--- start ---
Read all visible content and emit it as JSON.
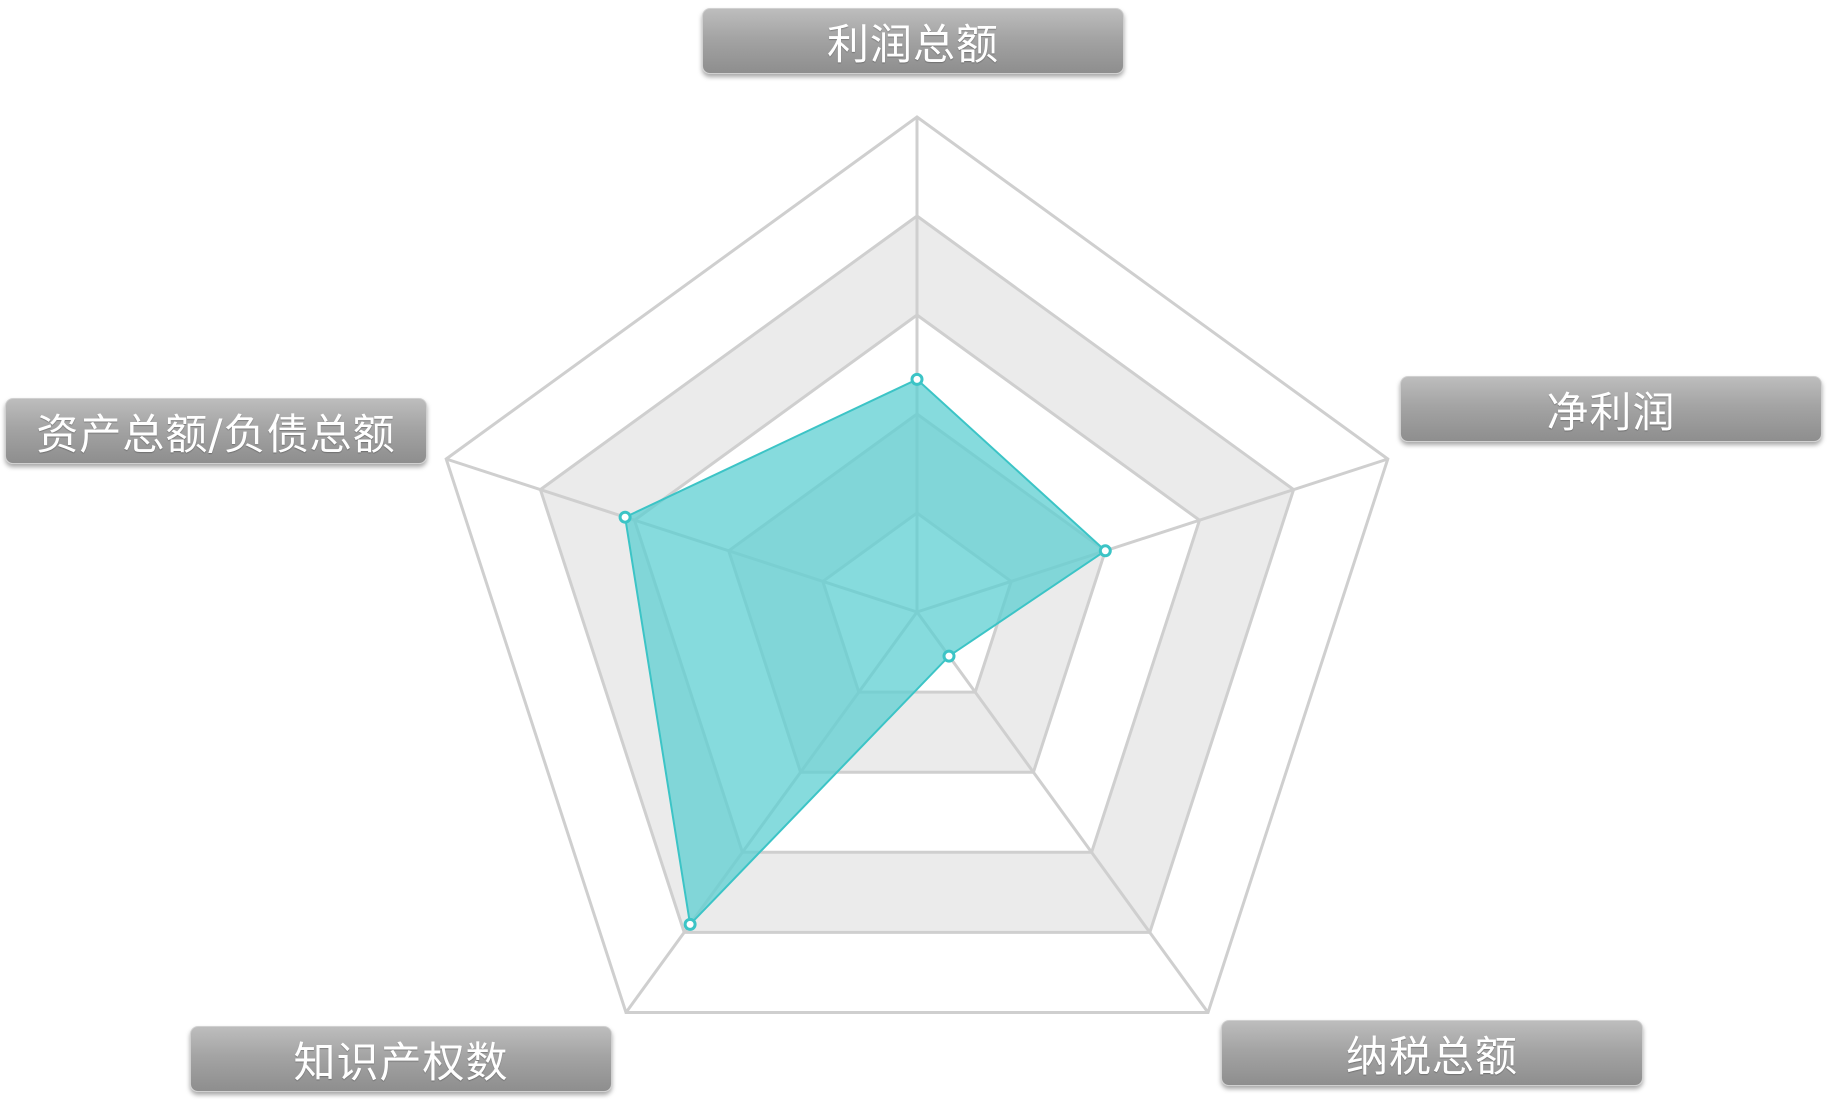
{
  "chart_data": {
    "type": "radar",
    "axes": [
      "利润总额",
      "净利润",
      "纳税总额",
      "知识产权数",
      "资产总额/负债总额"
    ],
    "series": [
      {
        "values": [
          0.47,
          0.4,
          0.11,
          0.78,
          0.62
        ]
      }
    ],
    "range": [
      0,
      1
    ],
    "rings": 5,
    "grid": true,
    "colors": {
      "series_fill": "#5ecfd1",
      "series_stroke": "#3cc4c6",
      "band_fill": "#ebebeb",
      "grid_stroke": "#cfcfcf"
    }
  }
}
--- end ---
▶ [Instructions for the task]: Each line of the data is to be duplicated exactly; pictures stay out of the copy.

▶ [Right answer]:
Read all visible content and emit it as JSON.
{
  "chart_data": {
    "type": "radar",
    "axes": [
      "利润总额",
      "净利润",
      "纳税总额",
      "知识产权数",
      "资产总额/负债总额"
    ],
    "series": [
      {
        "values": [
          0.47,
          0.4,
          0.11,
          0.78,
          0.62
        ]
      }
    ],
    "range": [
      0,
      1
    ],
    "rings": 5,
    "grid": true,
    "colors": {
      "series_fill": "#5ecfd1",
      "series_stroke": "#3cc4c6",
      "band_fill": "#ebebeb",
      "grid_stroke": "#cfcfcf"
    }
  }
}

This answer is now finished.